#### GOAL
Copy out all the records, word for word.

>> Begin DATA ENTRIES

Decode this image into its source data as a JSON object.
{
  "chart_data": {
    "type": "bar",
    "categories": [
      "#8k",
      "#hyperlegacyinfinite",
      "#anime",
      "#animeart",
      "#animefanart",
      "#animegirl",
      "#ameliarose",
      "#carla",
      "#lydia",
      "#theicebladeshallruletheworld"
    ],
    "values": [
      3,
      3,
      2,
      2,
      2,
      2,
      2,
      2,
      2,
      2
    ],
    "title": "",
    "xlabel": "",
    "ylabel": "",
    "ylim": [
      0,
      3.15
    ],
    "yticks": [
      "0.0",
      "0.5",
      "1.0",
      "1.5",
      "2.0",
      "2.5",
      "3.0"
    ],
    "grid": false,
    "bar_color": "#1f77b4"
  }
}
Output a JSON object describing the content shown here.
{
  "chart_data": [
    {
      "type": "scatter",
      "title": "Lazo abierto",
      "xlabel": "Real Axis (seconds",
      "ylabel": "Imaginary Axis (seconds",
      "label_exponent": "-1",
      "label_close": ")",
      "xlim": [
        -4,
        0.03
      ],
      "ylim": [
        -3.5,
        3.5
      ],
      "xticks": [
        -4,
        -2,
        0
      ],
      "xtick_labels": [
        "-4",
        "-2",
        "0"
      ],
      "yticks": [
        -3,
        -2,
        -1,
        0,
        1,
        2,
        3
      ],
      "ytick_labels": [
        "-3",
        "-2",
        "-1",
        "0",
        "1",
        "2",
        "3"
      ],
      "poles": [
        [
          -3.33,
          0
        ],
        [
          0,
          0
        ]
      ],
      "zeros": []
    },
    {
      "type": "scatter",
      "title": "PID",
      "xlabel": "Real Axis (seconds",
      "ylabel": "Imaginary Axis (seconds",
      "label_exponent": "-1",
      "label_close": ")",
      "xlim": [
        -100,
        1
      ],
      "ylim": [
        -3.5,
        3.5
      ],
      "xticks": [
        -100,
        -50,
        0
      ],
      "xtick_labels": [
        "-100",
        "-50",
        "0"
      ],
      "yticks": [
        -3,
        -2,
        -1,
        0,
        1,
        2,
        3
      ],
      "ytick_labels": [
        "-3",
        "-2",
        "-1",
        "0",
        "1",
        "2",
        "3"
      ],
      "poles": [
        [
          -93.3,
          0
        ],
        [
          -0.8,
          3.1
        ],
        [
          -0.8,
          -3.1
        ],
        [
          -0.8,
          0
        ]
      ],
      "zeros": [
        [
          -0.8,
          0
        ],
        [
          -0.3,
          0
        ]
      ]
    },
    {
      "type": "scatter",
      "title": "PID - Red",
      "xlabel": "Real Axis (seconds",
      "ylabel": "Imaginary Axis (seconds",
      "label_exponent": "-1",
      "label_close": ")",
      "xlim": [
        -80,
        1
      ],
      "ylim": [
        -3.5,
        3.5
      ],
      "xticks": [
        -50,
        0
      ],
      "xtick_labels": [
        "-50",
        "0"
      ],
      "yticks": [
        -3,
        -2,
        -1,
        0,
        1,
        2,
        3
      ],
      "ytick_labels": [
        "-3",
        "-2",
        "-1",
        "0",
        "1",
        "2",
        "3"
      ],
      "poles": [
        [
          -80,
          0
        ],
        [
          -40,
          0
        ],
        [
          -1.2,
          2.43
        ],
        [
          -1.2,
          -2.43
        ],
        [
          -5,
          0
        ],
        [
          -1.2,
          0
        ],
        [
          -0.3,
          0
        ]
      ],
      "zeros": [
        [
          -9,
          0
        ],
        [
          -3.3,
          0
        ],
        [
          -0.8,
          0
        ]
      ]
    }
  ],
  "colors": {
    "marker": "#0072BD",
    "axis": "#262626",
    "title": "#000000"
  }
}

>> End DATA ENTRIES

#### IN RESPONSE
Decode this image into its source data as a JSON object.
{
  "chart_data": {
    "type": "bar",
    "categories": [
      "#8k",
      "#hyperlegacyinfinite",
      "#anime",
      "#animeart",
      "#animefanart",
      "#animegirl",
      "#ameliarose",
      "#carla",
      "#lydia",
      "#theicebladeshallruletheworld"
    ],
    "values": [
      3,
      3,
      2,
      2,
      2,
      2,
      2,
      2,
      2,
      2
    ],
    "title": "",
    "xlabel": "",
    "ylabel": "",
    "ylim": [
      0,
      3.15
    ],
    "yticks": [
      "0.0",
      "0.5",
      "1.0",
      "1.5",
      "2.0",
      "2.5",
      "3.0"
    ],
    "grid": false,
    "bar_color": "#1f77b4"
  }
}
Output a JSON object describing the content shown here.
{
  "chart_data": [
    {
      "type": "scatter",
      "title": "Lazo abierto",
      "xlabel": "Real Axis (seconds",
      "ylabel": "Imaginary Axis (seconds",
      "label_exponent": "-1",
      "label_close": ")",
      "xlim": [
        -4,
        0.03
      ],
      "ylim": [
        -3.5,
        3.5
      ],
      "xticks": [
        -4,
        -2,
        0
      ],
      "xtick_labels": [
        "-4",
        "-2",
        "0"
      ],
      "yticks": [
        -3,
        -2,
        -1,
        0,
        1,
        2,
        3
      ],
      "ytick_labels": [
        "-3",
        "-2",
        "-1",
        "0",
        "1",
        "2",
        "3"
      ],
      "poles": [
        [
          -3.33,
          0
        ],
        [
          0,
          0
        ]
      ],
      "zeros": []
    },
    {
      "type": "scatter",
      "title": "PID",
      "xlabel": "Real Axis (seconds",
      "ylabel": "Imaginary Axis (seconds",
      "label_exponent": "-1",
      "label_close": ")",
      "xlim": [
        -100,
        1
      ],
      "ylim": [
        -3.5,
        3.5
      ],
      "xticks": [
        -100,
        -50,
        0
      ],
      "xtick_labels": [
        "-100",
        "-50",
        "0"
      ],
      "yticks": [
        -3,
        -2,
        -1,
        0,
        1,
        2,
        3
      ],
      "ytick_labels": [
        "-3",
        "-2",
        "-1",
        "0",
        "1",
        "2",
        "3"
      ],
      "poles": [
        [
          -93.3,
          0
        ],
        [
          -0.8,
          3.1
        ],
        [
          -0.8,
          -3.1
        ],
        [
          -0.8,
          0
        ]
      ],
      "zeros": [
        [
          -0.8,
          0
        ],
        [
          -0.3,
          0
        ]
      ]
    },
    {
      "type": "scatter",
      "title": "PID - Red",
      "xlabel": "Real Axis (seconds",
      "ylabel": "Imaginary Axis (seconds",
      "label_exponent": "-1",
      "label_close": ")",
      "xlim": [
        -80,
        1
      ],
      "ylim": [
        -3.5,
        3.5
      ],
      "xticks": [
        -50,
        0
      ],
      "xtick_labels": [
        "-50",
        "0"
      ],
      "yticks": [
        -3,
        -2,
        -1,
        0,
        1,
        2,
        3
      ],
      "ytick_labels": [
        "-3",
        "-2",
        "-1",
        "0",
        "1",
        "2",
        "3"
      ],
      "poles": [
        [
          -80,
          0
        ],
        [
          -40,
          0
        ],
        [
          -1.2,
          2.43
        ],
        [
          -1.2,
          -2.43
        ],
        [
          -5,
          0
        ],
        [
          -1.2,
          0
        ],
        [
          -0.3,
          0
        ]
      ],
      "zeros": [
        [
          -9,
          0
        ],
        [
          -3.3,
          0
        ],
        [
          -0.8,
          0
        ]
      ]
    }
  ],
  "colors": {
    "marker": "#0072BD",
    "axis": "#262626",
    "title": "#000000"
  }
}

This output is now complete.